→ PROBLEM DESCRIPTION
Your task is to repeat the entries exactly. Leave the pictures out.

→ Dataset records
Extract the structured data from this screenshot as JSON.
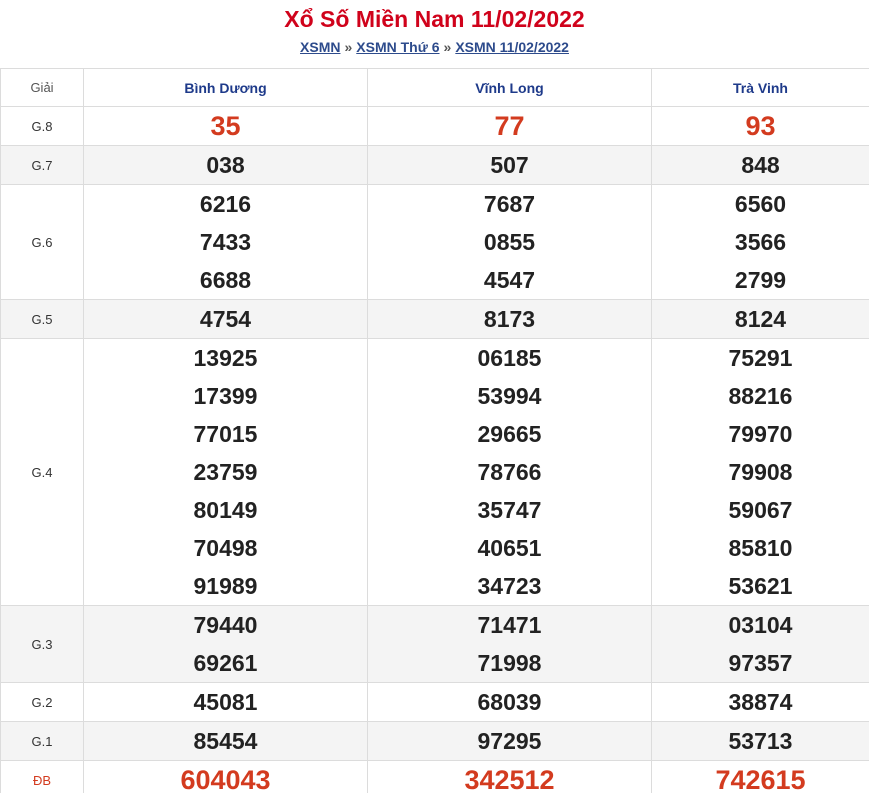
{
  "header": {
    "title": "Xổ Số Miền Nam 11/02/2022",
    "breadcrumb": [
      {
        "label": "XSMN"
      },
      {
        "label": "XSMN Thứ 6"
      },
      {
        "label": "XSMN 11/02/2022"
      }
    ],
    "separator": "»"
  },
  "table": {
    "label_header": "Giải",
    "provinces": [
      "Bình Dương",
      "Vĩnh Long",
      "Trà Vinh"
    ],
    "rows": [
      {
        "label": "G.8",
        "highlight": true,
        "values": [
          [
            "35"
          ],
          [
            "77"
          ],
          [
            "93"
          ]
        ]
      },
      {
        "label": "G.7",
        "values": [
          [
            "038"
          ],
          [
            "507"
          ],
          [
            "848"
          ]
        ]
      },
      {
        "label": "G.6",
        "values": [
          [
            "6216",
            "7433",
            "6688"
          ],
          [
            "7687",
            "0855",
            "4547"
          ],
          [
            "6560",
            "3566",
            "2799"
          ]
        ]
      },
      {
        "label": "G.5",
        "values": [
          [
            "4754"
          ],
          [
            "8173"
          ],
          [
            "8124"
          ]
        ]
      },
      {
        "label": "G.4",
        "values": [
          [
            "13925",
            "17399",
            "77015",
            "23759",
            "80149",
            "70498",
            "91989"
          ],
          [
            "06185",
            "53994",
            "29665",
            "78766",
            "35747",
            "40651",
            "34723"
          ],
          [
            "75291",
            "88216",
            "79970",
            "79908",
            "59067",
            "85810",
            "53621"
          ]
        ]
      },
      {
        "label": "G.3",
        "values": [
          [
            "79440",
            "69261"
          ],
          [
            "71471",
            "71998"
          ],
          [
            "03104",
            "97357"
          ]
        ]
      },
      {
        "label": "G.2",
        "values": [
          [
            "45081"
          ],
          [
            "68039"
          ],
          [
            "38874"
          ]
        ]
      },
      {
        "label": "G.1",
        "values": [
          [
            "85454"
          ],
          [
            "97295"
          ],
          [
            "53713"
          ]
        ]
      },
      {
        "label": "ĐB",
        "highlight": true,
        "special": true,
        "values": [
          [
            "604043"
          ],
          [
            "342512"
          ],
          [
            "742615"
          ]
        ]
      }
    ]
  },
  "colors": {
    "title": "#d0021b",
    "link": "#2d4b8c",
    "province": "#1e3a8a",
    "highlight_number": "#d33b1f",
    "alt_row": "#f4f4f4"
  }
}
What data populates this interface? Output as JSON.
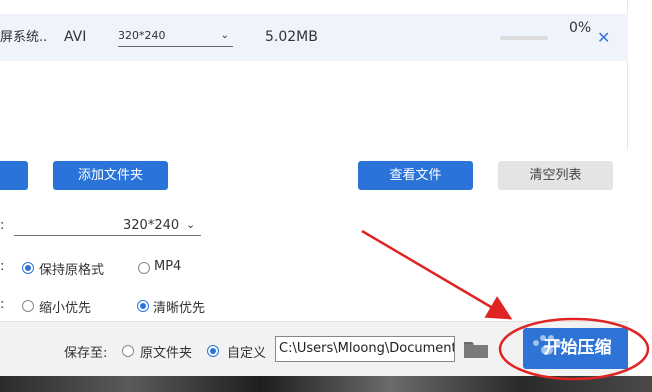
{
  "file_list": {
    "rows": [
      {
        "name": "屏系统...",
        "format": "AVI",
        "resolution": "320*240",
        "size": "5.02MB",
        "progress": 0,
        "progress_text": "0%",
        "remove_icon": "close-icon"
      }
    ]
  },
  "actions": {
    "add_folder": "添加文件夹",
    "view_files": "查看文件",
    "clear_list": "清空列表"
  },
  "settings": {
    "resolution_value": "320*240",
    "format_options": [
      "保持原格式",
      "MP4"
    ],
    "format_selected": "保持原格式",
    "quality_options": [
      "缩小优先",
      "清晰优先"
    ],
    "quality_selected": "清晰优先"
  },
  "save": {
    "label": "保存至:",
    "options": [
      "原文件夹",
      "自定义"
    ],
    "selected": "自定义",
    "path": "C:\\Users\\Mloong\\Documents",
    "folder_icon": "folder-icon"
  },
  "start_button": {
    "label": "开始压缩",
    "watermark_icon": "paw-watermark-icon"
  },
  "colors": {
    "primary": "#2a73d9",
    "row_highlight": "#eef3fc",
    "annotation": "#e02424"
  }
}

→ RESULT FOR THIS EXERCISE
Extract the structured data from this screenshot as JSON.
{
  "header": {
    "title": "Xổ Số Miền Nam 11/02/2022",
    "breadcrumb": [
      {
        "label": "XSMN"
      },
      {
        "label": "XSMN Thứ 6"
      },
      {
        "label": "XSMN 11/02/2022"
      }
    ],
    "separator": "»"
  },
  "table": {
    "label_header": "Giải",
    "provinces": [
      "Bình Dương",
      "Vĩnh Long",
      "Trà Vinh"
    ],
    "rows": [
      {
        "label": "G.8",
        "highlight": true,
        "values": [
          [
            "35"
          ],
          [
            "77"
          ],
          [
            "93"
          ]
        ]
      },
      {
        "label": "G.7",
        "values": [
          [
            "038"
          ],
          [
            "507"
          ],
          [
            "848"
          ]
        ]
      },
      {
        "label": "G.6",
        "values": [
          [
            "6216",
            "7433",
            "6688"
          ],
          [
            "7687",
            "0855",
            "4547"
          ],
          [
            "6560",
            "3566",
            "2799"
          ]
        ]
      },
      {
        "label": "G.5",
        "values": [
          [
            "4754"
          ],
          [
            "8173"
          ],
          [
            "8124"
          ]
        ]
      },
      {
        "label": "G.4",
        "values": [
          [
            "13925",
            "17399",
            "77015",
            "23759",
            "80149",
            "70498",
            "91989"
          ],
          [
            "06185",
            "53994",
            "29665",
            "78766",
            "35747",
            "40651",
            "34723"
          ],
          [
            "75291",
            "88216",
            "79970",
            "79908",
            "59067",
            "85810",
            "53621"
          ]
        ]
      },
      {
        "label": "G.3",
        "values": [
          [
            "79440",
            "69261"
          ],
          [
            "71471",
            "71998"
          ],
          [
            "03104",
            "97357"
          ]
        ]
      },
      {
        "label": "G.2",
        "values": [
          [
            "45081"
          ],
          [
            "68039"
          ],
          [
            "38874"
          ]
        ]
      },
      {
        "label": "G.1",
        "values": [
          [
            "85454"
          ],
          [
            "97295"
          ],
          [
            "53713"
          ]
        ]
      },
      {
        "label": "ĐB",
        "highlight": true,
        "special": true,
        "values": [
          [
            "604043"
          ],
          [
            "342512"
          ],
          [
            "742615"
          ]
        ]
      }
    ]
  },
  "colors": {
    "title": "#d0021b",
    "link": "#2d4b8c",
    "province": "#1e3a8a",
    "highlight_number": "#d33b1f",
    "alt_row": "#f4f4f4"
  }
}
What data populates this interface? Output as JSON.
{
  "file_list": {
    "rows": [
      {
        "name": "屏系统...",
        "format": "AVI",
        "resolution": "320*240",
        "size": "5.02MB",
        "progress": 0,
        "progress_text": "0%",
        "remove_icon": "close-icon"
      }
    ]
  },
  "actions": {
    "add_folder": "添加文件夹",
    "view_files": "查看文件",
    "clear_list": "清空列表"
  },
  "settings": {
    "resolution_value": "320*240",
    "format_options": [
      "保持原格式",
      "MP4"
    ],
    "format_selected": "保持原格式",
    "quality_options": [
      "缩小优先",
      "清晰优先"
    ],
    "quality_selected": "清晰优先"
  },
  "save": {
    "label": "保存至:",
    "options": [
      "原文件夹",
      "自定义"
    ],
    "selected": "自定义",
    "path": "C:\\Users\\Mloong\\Documents",
    "folder_icon": "folder-icon"
  },
  "start_button": {
    "label": "开始压缩",
    "watermark_icon": "paw-watermark-icon"
  },
  "colors": {
    "primary": "#2a73d9",
    "row_highlight": "#eef3fc",
    "annotation": "#e02424"
  }
}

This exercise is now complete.